--- START INPUT DATA ---

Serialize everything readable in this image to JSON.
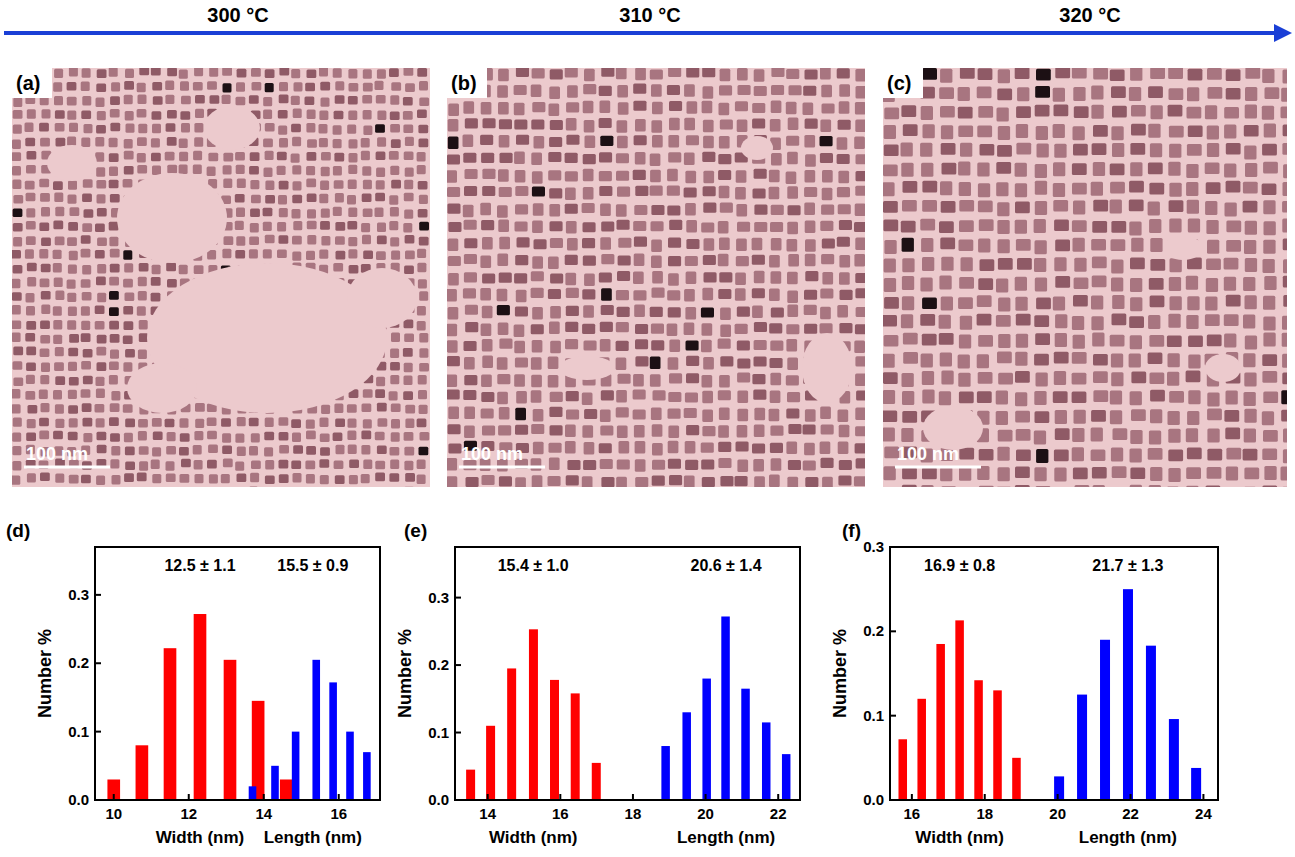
{
  "figure": {
    "header": [
      "300 °C",
      "310 °C",
      "320 °C"
    ],
    "images": [
      {
        "label": "(a)",
        "scale_bar": "100 nm"
      },
      {
        "label": "(b)",
        "scale_bar": "100 nm"
      },
      {
        "label": "(c)",
        "scale_bar": "100 nm"
      }
    ]
  },
  "chart_data": [
    {
      "type": "bar",
      "title": "(d)",
      "ylabel": "Number %",
      "annotations": [
        "12.5 ± 1.1",
        "15.5 ± 0.9"
      ],
      "xlim": [
        9.5,
        17.1
      ],
      "xticks": [
        10,
        12,
        14,
        16
      ],
      "ylim": [
        0,
        0.37
      ],
      "yticks": [
        {
          "value": 0,
          "label": "0.0"
        },
        0.1,
        0.2,
        0.3
      ],
      "series": [
        {
          "name": "Width (nm)",
          "color": "#ff0000",
          "x": [
            10.0,
            10.75,
            11.5,
            12.3,
            13.1,
            13.85,
            14.6
          ],
          "values": [
            0.03,
            0.08,
            0.222,
            0.272,
            0.205,
            0.145,
            0.03
          ]
        },
        {
          "name": "Length (nm)",
          "color": "#0000ff",
          "x": [
            13.7,
            14.3,
            14.85,
            15.4,
            15.85,
            16.3,
            16.75
          ],
          "values": [
            0.02,
            0.05,
            0.1,
            0.205,
            0.172,
            0.1,
            0.07
          ]
        }
      ]
    },
    {
      "type": "bar",
      "title": "(e)",
      "ylabel": "Number %",
      "annotations": [
        "15.4 ± 1.0",
        "20.6 ± 1.4"
      ],
      "xlim": [
        13.1,
        22.6
      ],
      "xticks": [
        14,
        16,
        18,
        20,
        22
      ],
      "ylim": [
        0,
        0.375
      ],
      "yticks": [
        {
          "value": 0,
          "label": "0.0"
        },
        0.1,
        0.2,
        0.3
      ],
      "series": [
        {
          "name": "Width (nm)",
          "color": "#ff0000",
          "x": [
            13.53,
            14.08,
            14.66,
            15.26,
            15.84,
            16.41,
            16.99
          ],
          "values": [
            0.045,
            0.11,
            0.195,
            0.253,
            0.178,
            0.158,
            0.055
          ]
        },
        {
          "name": "Length (nm)",
          "color": "#0000ff",
          "x": [
            18.9,
            19.48,
            20.03,
            20.55,
            21.1,
            21.67,
            22.22
          ],
          "values": [
            0.08,
            0.13,
            0.18,
            0.272,
            0.165,
            0.115,
            0.068
          ]
        }
      ]
    },
    {
      "type": "bar",
      "title": "(f)",
      "ylabel": "Number %",
      "annotations": [
        "16.9 ± 0.8",
        "21.7 ± 1.3"
      ],
      "xlim": [
        15.4,
        24.4
      ],
      "xticks": [
        16,
        18,
        20,
        22,
        24
      ],
      "ylim": [
        0,
        0.3
      ],
      "yticks": [
        {
          "value": 0,
          "label": "0.0"
        },
        0.1,
        0.2,
        0.3
      ],
      "series": [
        {
          "name": "Width (nm)",
          "color": "#ff0000",
          "x": [
            15.75,
            16.27,
            16.79,
            17.31,
            17.83,
            18.35,
            18.87
          ],
          "values": [
            0.072,
            0.12,
            0.185,
            0.213,
            0.142,
            0.13,
            0.05
          ]
        },
        {
          "name": "Length (nm)",
          "color": "#0000ff",
          "x": [
            20.04,
            20.67,
            21.3,
            21.93,
            22.56,
            23.19,
            23.8
          ],
          "values": [
            0.028,
            0.125,
            0.19,
            0.25,
            0.183,
            0.096,
            0.038
          ]
        }
      ]
    }
  ]
}
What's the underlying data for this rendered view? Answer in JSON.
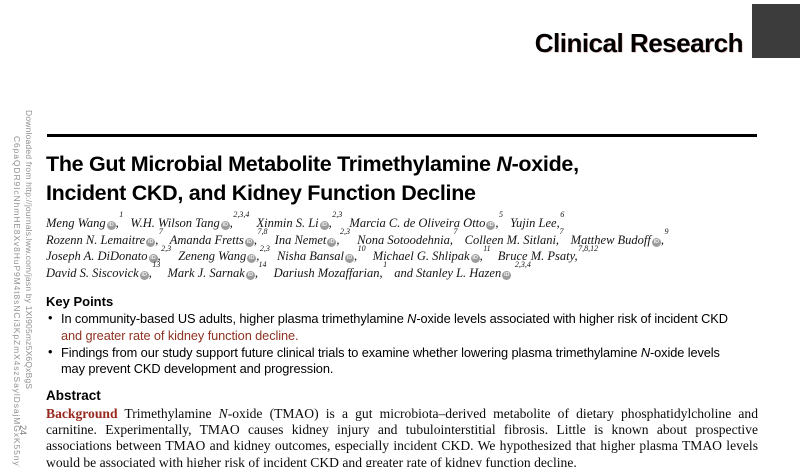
{
  "watermark": {
    "line1": "Downloaded from http://journals.lww.com/jasn by 1XI905mz5X6QxBgS",
    "line2": "C6paQDR9IcNhmHE8Xv8HuP9M4t8sNCi3KpZmX4szSaylDsajMGxK55nyV+",
    "page_number": "24"
  },
  "header": {
    "section_label": "Clinical Research"
  },
  "title": {
    "segments": [
      {
        "t": "The Gut Microbial Metabolite Trimethylamine "
      },
      {
        "t": "N",
        "style": "italic"
      },
      {
        "t": "-oxide,"
      },
      {
        "br": true
      },
      {
        "t": "Incident CKD, and Kidney Function Decline"
      }
    ]
  },
  "authors": {
    "orcid_icon_label": "iD",
    "lines": [
      [
        {
          "name": "Meng Wang",
          "orcid": true,
          "sep": ",",
          "sup": "1"
        },
        {
          "name": "W.H. Wilson Tang",
          "orcid": true,
          "sep": ",",
          "sup": "2,3,4"
        },
        {
          "name": "Xinmin S. Li",
          "orcid": true,
          "sep": ",",
          "sup": "2,3"
        },
        {
          "name": "Marcia C. de Oliveira Otto",
          "orcid": true,
          "sep": ",",
          "sup": "5"
        },
        {
          "name": "Yujin Lee",
          "orcid": false,
          "sep": ",",
          "sup": "6"
        }
      ],
      [
        {
          "name": "Rozenn N. Lemaitre",
          "orcid": true,
          "sep": ",",
          "sup": "7"
        },
        {
          "name": "Amanda Fretts",
          "orcid": true,
          "sep": ",",
          "sup": "7,8"
        },
        {
          "name": "Ina Nemet",
          "orcid": true,
          "sep": ",",
          "sup": "2,3"
        },
        {
          "name": "Nona Sotoodehnia",
          "orcid": false,
          "sep": ",",
          "sup": "7"
        },
        {
          "name": "Colleen M. Sitlani",
          "orcid": false,
          "sep": ",",
          "sup": "7"
        },
        {
          "name": "Matthew Budoff",
          "orcid": true,
          "sep": ",",
          "sup": "9"
        }
      ],
      [
        {
          "name": "Joseph A. DiDonato",
          "orcid": true,
          "sep": ",",
          "sup": "2,3"
        },
        {
          "name": "Zeneng Wang",
          "orcid": true,
          "sep": ",",
          "sup": "2,3"
        },
        {
          "name": "Nisha Bansal",
          "orcid": true,
          "sep": ",",
          "sup": "10"
        },
        {
          "name": "Michael G. Shlipak",
          "orcid": true,
          "sep": ",",
          "sup": "11"
        },
        {
          "name": "Bruce M. Psaty",
          "orcid": false,
          "sep": ",",
          "sup": "7,8,12"
        }
      ],
      [
        {
          "name": "David S. Siscovick",
          "orcid": true,
          "sep": ",",
          "sup": "13"
        },
        {
          "name": "Mark J. Sarnak",
          "orcid": true,
          "sep": ",",
          "sup": "14"
        },
        {
          "name": "Dariush Mozaffarian",
          "orcid": false,
          "sep": ",",
          "sup": "1"
        },
        {
          "name": "and Stanley L. Hazen",
          "orcid": true,
          "sep": " ",
          "sup": "2,3,4"
        }
      ]
    ]
  },
  "key_points": {
    "heading": "Key Points",
    "bullet_glyph": "•",
    "bullets": [
      [
        {
          "t": "In community-based US adults, higher plasma trimethylamine "
        },
        {
          "t": "N",
          "style": "italic"
        },
        {
          "t": "-oxide levels associated with higher risk of incident CKD"
        },
        {
          "br": true
        },
        {
          "t": "and greater rate of kidney function decline.",
          "style": "red"
        }
      ],
      [
        {
          "t": "Findings from our study support future clinical trials to examine whether lowering plasma trimethylamine "
        },
        {
          "t": "N",
          "style": "italic"
        },
        {
          "t": "-oxide levels"
        },
        {
          "br": true
        },
        {
          "t": "may prevent CKD development and progression."
        }
      ]
    ]
  },
  "abstract": {
    "heading": "Abstract",
    "paragraph": [
      {
        "t": "Background",
        "style": "label"
      },
      {
        "t": " Trimethylamine "
      },
      {
        "t": "N",
        "style": "italic"
      },
      {
        "t": "-oxide (TMAO) is a gut microbiota–derived metabolite of dietary phosphatidylcholine and carnitine. Experimentally, TMAO causes kidney injury and tubulointerstitial fibrosis. Little is known about prospective associations between TMAO and kidney outcomes, especially incident CKD. We hypothesized that higher plasma TMAO levels would be associated with higher risk of incident CKD and greater rate of kidney function decline."
      }
    ]
  },
  "colors": {
    "accent_red": "#97291e",
    "key_point_red": "#8e3222",
    "watermark_gray": "#909090",
    "corner_box_gray": "#3c3c3c"
  }
}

--- END INPUT DATA ---

AIM: Give the number of lines in the listing above that contain "risk", and nothing else.

ANSWER TO THE EXERCISE: 2